# Kutipan:

Di luar dugaan, Konferensi Tingkat Menteri IX
WTO di Bali akhirnya berhasil menyepakati Paket Bali. Dirjen WTO Roberto
Azevedo dan Ketua Konferensi WTO yang juga Menteri Perdagangan RI Gita
Wirjawan bungah. Setelah macet 12 tahun tanpa hasil, sebagian agenda
Putaran Doha bisa diselesaikan. Roberto dan Gita yakin hasil ini akan
mengembalikan kepercayaan 160 anggota WTO akan pentingnya kerja sama
multilateral.
Paket
Bali berisi tiga hal: fasilitas perdagangan, paket pembangunan untuk negara
kurang berkembang, dan pertanian. Dua paket pertama mulus disetujui.
Perundingan paling alot terjadi pada agenda pertanian. Dimotori India,
kelompok G-33 yang dipimpin Indonesia mendesakkan penaikan subsidi
pertanian, dari 10 menjadi 15 persen tanpa batas waktu. Sekitar 40 persen
dari 1,2 miliar penduduk India bekerja di pertanian dan terancam kelaparan.
India berkepentingan menjamin hak pangan warga tanpa diatur-atur WTO.

# Himpunan Data:
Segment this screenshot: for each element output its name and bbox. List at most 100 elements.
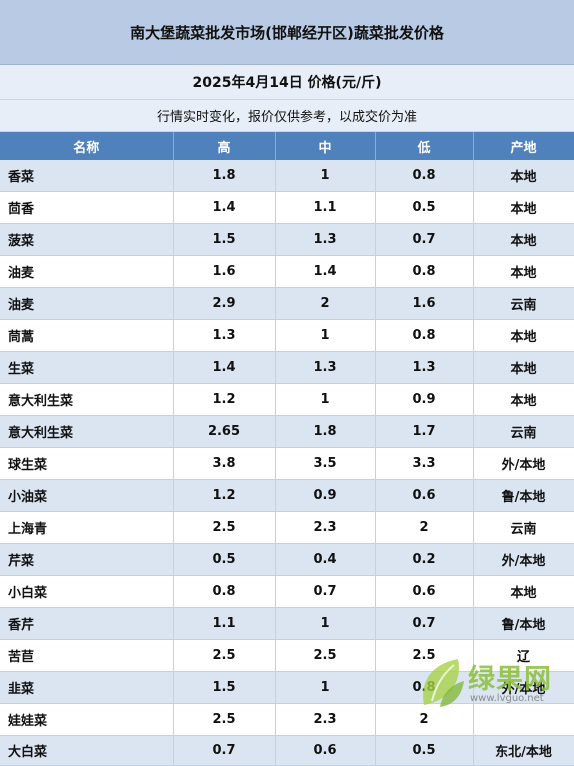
cell-mid: 0.6 [275,735,376,766]
table-row: 茴香 1.4 1.1 0.5 本地 [0,191,574,224]
cell-high: 0.5 [173,543,276,576]
cell-name: 意大利生菜 [0,415,174,448]
sheet-title: 南大堡蔬菜批发市场(邯郸经开区)蔬菜批发价格 [0,0,574,65]
column-header-high: 高 [173,132,276,160]
column-header-name: 名称 [0,132,174,160]
table-row: 小白菜 0.8 0.7 0.6 本地 [0,575,574,608]
cell-name: 韭菜 [0,671,174,704]
cell-mid: 1.8 [275,415,376,448]
cell-mid: 0.9 [275,479,376,512]
table-row: 苦苣 2.5 2.5 2.5 辽 [0,639,574,672]
cell-origin: 外/本地 [473,671,574,704]
cell-high: 1.4 [173,351,276,384]
table-row: 香芹 1.1 1 0.7 鲁/本地 [0,607,574,640]
cell-mid: 1 [275,160,376,192]
cell-origin: 外/本地 [473,543,574,576]
table-row: 大白菜 0.7 0.6 0.5 东北/本地 [0,735,574,766]
cell-mid: 1.3 [275,351,376,384]
cell-mid: 0.7 [275,575,376,608]
cell-name: 芹菜 [0,543,174,576]
cell-mid: 2.5 [275,639,376,672]
cell-high: 2.5 [173,639,276,672]
cell-low: 3.3 [375,447,474,480]
cell-origin: 辽 [473,639,574,672]
cell-name: 球生菜 [0,447,174,480]
cell-mid: 2 [275,287,376,320]
column-header-mid: 中 [275,132,376,160]
cell-origin: 本地 [473,319,574,352]
cell-name: 油麦 [0,255,174,288]
cell-mid: 1 [275,671,376,704]
table-body: 香菜 1.8 1 0.8 本地 茴香 1.4 1.1 0.5 本地 菠菜 1.5 1.3 0.7 本地 油麦 1… [0,160,574,766]
cell-name: 生菜 [0,351,174,384]
cell-low: 0.6 [375,575,474,608]
cell-origin: 本地 [473,160,574,192]
cell-origin: 本地 [473,383,574,416]
cell-name: 茴香 [0,191,174,224]
cell-high: 1.8 [173,160,276,192]
table-row: 生菜 1.4 1.3 1.3 本地 [0,351,574,384]
cell-low: 1.7 [375,415,474,448]
cell-name: 苦苣 [0,639,174,672]
cell-low: 0.2 [375,543,474,576]
cell-low: 0.8 [375,255,474,288]
cell-origin: 本地 [473,223,574,256]
cell-origin: 东北/本地 [473,735,574,766]
cell-high: 1.2 [173,383,276,416]
cell-name: 香芹 [0,607,174,640]
cell-mid: 1 [275,319,376,352]
cell-high: 1.1 [173,607,276,640]
cell-name: 上海青 [0,511,174,544]
cell-high: 2.65 [173,415,276,448]
table-row: 茼蒿 1.3 1 0.8 本地 [0,319,574,352]
table-header-row: 名称 高 中 低 产地 [0,132,574,160]
table-row: 芹菜 0.5 0.4 0.2 外/本地 [0,543,574,576]
cell-name: 小白菜 [0,575,174,608]
cell-origin: 鲁/本地 [473,479,574,512]
cell-mid: 1.4 [275,255,376,288]
cell-mid: 3.5 [275,447,376,480]
date-and-unit: 2025年4月14日 价格(元/斤) [0,65,574,100]
table-row: 油麦 1.6 1.4 0.8 本地 [0,255,574,288]
cell-low: 0.7 [375,607,474,640]
cell-origin: 本地 [473,351,574,384]
table-row: 小油菜 1.2 0.9 0.6 鲁/本地 [0,479,574,512]
cell-name: 意大利生菜 [0,383,174,416]
cell-low: 0.8 [375,671,474,704]
cell-low: 0.5 [375,191,474,224]
cell-name: 香菜 [0,160,174,192]
cell-name: 小油菜 [0,479,174,512]
table-row: 意大利生菜 1.2 1 0.9 本地 [0,383,574,416]
table-row: 上海青 2.5 2.3 2 云南 [0,511,574,544]
cell-low: 0.8 [375,160,474,192]
column-header-origin: 产地 [473,132,574,160]
cell-mid: 1.1 [275,191,376,224]
cell-low: 0.9 [375,383,474,416]
cell-high: 2.5 [173,511,276,544]
cell-low: 0.6 [375,479,474,512]
cell-low: 2 [375,511,474,544]
cell-origin: 云南 [473,415,574,448]
table-row: 油麦 2.9 2 1.6 云南 [0,287,574,320]
cell-low: 0.7 [375,223,474,256]
cell-origin: 云南 [473,511,574,544]
cell-origin: 本地 [473,575,574,608]
cell-high: 0.8 [173,575,276,608]
cell-high: 1.6 [173,255,276,288]
cell-high: 0.7 [173,735,276,766]
cell-origin: 外/本地 [473,447,574,480]
cell-name: 茼蒿 [0,319,174,352]
table-row: 意大利生菜 2.65 1.8 1.7 云南 [0,415,574,448]
cell-origin: 鲁/本地 [473,607,574,640]
table-row: 球生菜 3.8 3.5 3.3 外/本地 [0,447,574,480]
cell-high: 1.5 [173,671,276,704]
table-row: 韭菜 1.5 1 0.8 外/本地 [0,671,574,704]
cell-origin: 本地 [473,255,574,288]
cell-high: 1.5 [173,223,276,256]
cell-origin: 云南 [473,287,574,320]
table-row: 菠菜 1.5 1.3 0.7 本地 [0,223,574,256]
cell-name: 油麦 [0,287,174,320]
cell-low: 1.3 [375,351,474,384]
cell-name: 菠菜 [0,223,174,256]
cell-low: 1.6 [375,287,474,320]
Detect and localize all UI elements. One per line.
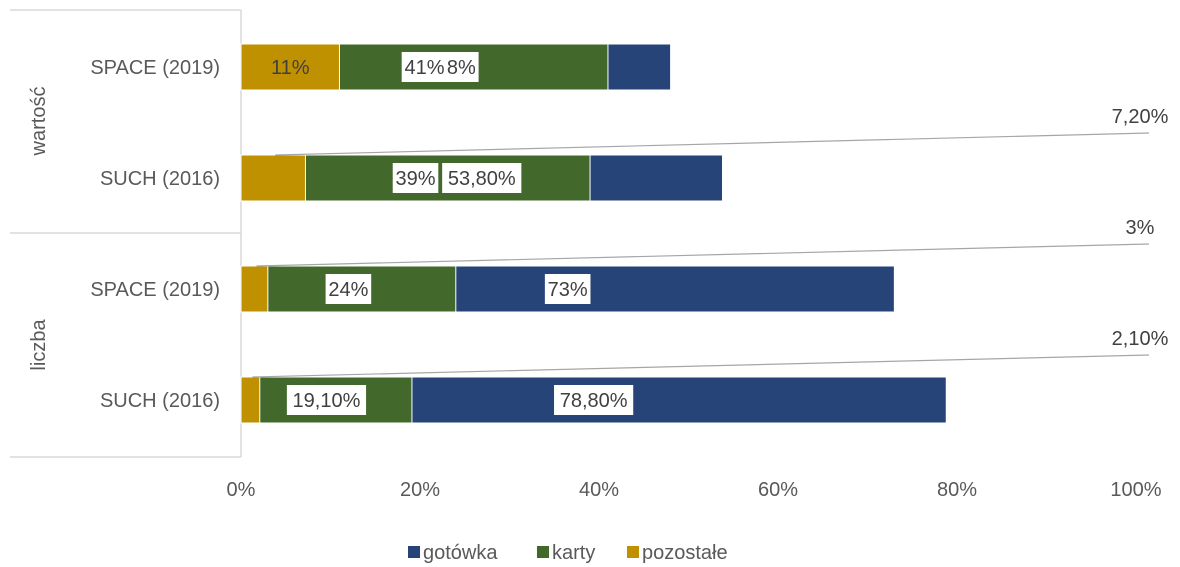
data-label-1-1: 39% <box>396 168 436 190</box>
leader-line-2-2 <box>256 243 1150 267</box>
data-label-2-0: 11% <box>271 57 310 79</box>
legend-swatch-1 <box>537 546 549 558</box>
data-label-box-1-2 <box>325 274 372 304</box>
data-label-0-1: 53,80% <box>448 168 516 190</box>
data-label-box-1-3 <box>286 385 367 415</box>
x-tick-1: 20% <box>400 479 440 501</box>
chart-data-labels: 48%41%11%53,80%39%7,20%73%24%3%78,80%19,… <box>252 52 1169 415</box>
leader-line-2-3 <box>252 354 1150 378</box>
category-label-3: SUCH (2016) <box>100 390 220 412</box>
data-label-box-0-3 <box>554 385 634 415</box>
chart-axes: wartość liczba SPACE (2019) SUCH (2016) SPAC… <box>10 9 242 458</box>
data-label-box-2-0 <box>267 52 314 82</box>
x-tick-5: 100% <box>1110 479 1161 501</box>
x-tick-0: 0% <box>227 479 256 501</box>
x-tick-2: 40% <box>579 479 619 501</box>
data-label-2-2: 3% <box>1126 217 1155 239</box>
data-label-box-0-2 <box>544 274 591 304</box>
data-label-box-1-1 <box>392 163 439 193</box>
category-label-2: SPACE (2019) <box>90 279 220 301</box>
chart-legend: gotówka karty pozostałe <box>408 542 728 564</box>
category-label-0: SPACE (2019) <box>90 57 220 79</box>
group-label-1: liczba <box>28 319 50 371</box>
x-tick-3: 60% <box>758 479 798 501</box>
bar-2-2 <box>240 265 269 313</box>
chart-bars <box>240 43 947 424</box>
data-label-box-1-0 <box>401 52 448 82</box>
data-label-box-0-1 <box>442 163 522 193</box>
data-label-1-0: 41% <box>404 57 444 79</box>
x-tick-4: 80% <box>937 479 977 501</box>
legend-swatch-2 <box>627 546 639 558</box>
legend-label-2: pozostałe <box>642 542 728 564</box>
bar-2-3 <box>240 376 261 424</box>
data-label-2-3: 2,10% <box>1112 328 1169 350</box>
leader-line-2-1 <box>275 132 1150 156</box>
category-label-1: SUCH (2016) <box>100 168 220 190</box>
data-label-2-1: 7,20% <box>1112 106 1169 128</box>
legend-label-1: karty <box>552 542 595 564</box>
chart-x-ticks: 0% 20% 40% 60% 80% 100% <box>227 479 1162 501</box>
legend-swatch-0 <box>408 546 420 558</box>
legend-label-0: gotówka <box>423 542 498 564</box>
group-label-0: wartość <box>28 87 50 157</box>
bar-2-1 <box>240 154 306 202</box>
data-label-1-2: 24% <box>328 279 368 301</box>
data-label-0-3: 78,80% <box>560 390 628 412</box>
data-label-1-3: 19,10% <box>293 390 361 412</box>
data-label-0-2: 73% <box>548 279 588 301</box>
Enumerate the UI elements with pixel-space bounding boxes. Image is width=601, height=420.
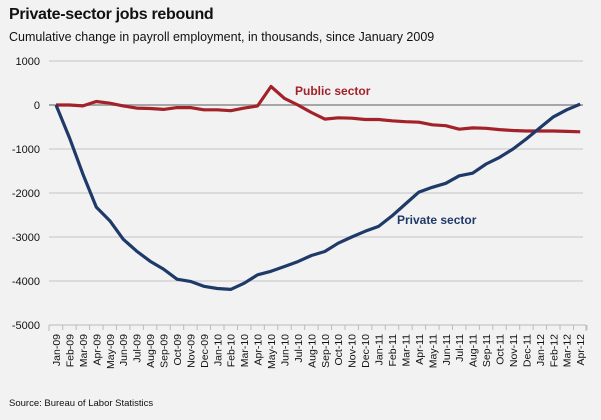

# Latihan:
Salin seluruh kutipan tentang Paket Bali itu tanpa mengubah apa pun.

# Jawaban Latihan:
Di luar dugaan, Konferensi Tingkat Menteri IX
WTO di Bali akhirnya berhasil menyepakati Paket Bali. Dirjen WTO Roberto
Azevedo dan Ketua Konferensi WTO yang juga Menteri Perdagangan RI Gita
Wirjawan bungah. Setelah macet 12 tahun tanpa hasil, sebagian agenda
Putaran Doha bisa diselesaikan. Roberto dan Gita yakin hasil ini akan
mengembalikan kepercayaan 160 anggota WTO akan pentingnya kerja sama
multilateral.
Paket
Bali berisi tiga hal: fasilitas perdagangan, paket pembangunan untuk negara
kurang berkembang, dan pertanian. Dua paket pertama mulus disetujui.
Perundingan paling alot terjadi pada agenda pertanian. Dimotori India,
kelompok G-33 yang dipimpin Indonesia mendesakkan penaikan subsidi
pertanian, dari 10 menjadi 15 persen tanpa batas waktu. Sekitar 40 persen
dari 1,2 miliar penduduk India bekerja di pertanian dan terancam kelaparan.
India berkepentingan menjamin hak pangan warga tanpa diatur-atur WTO.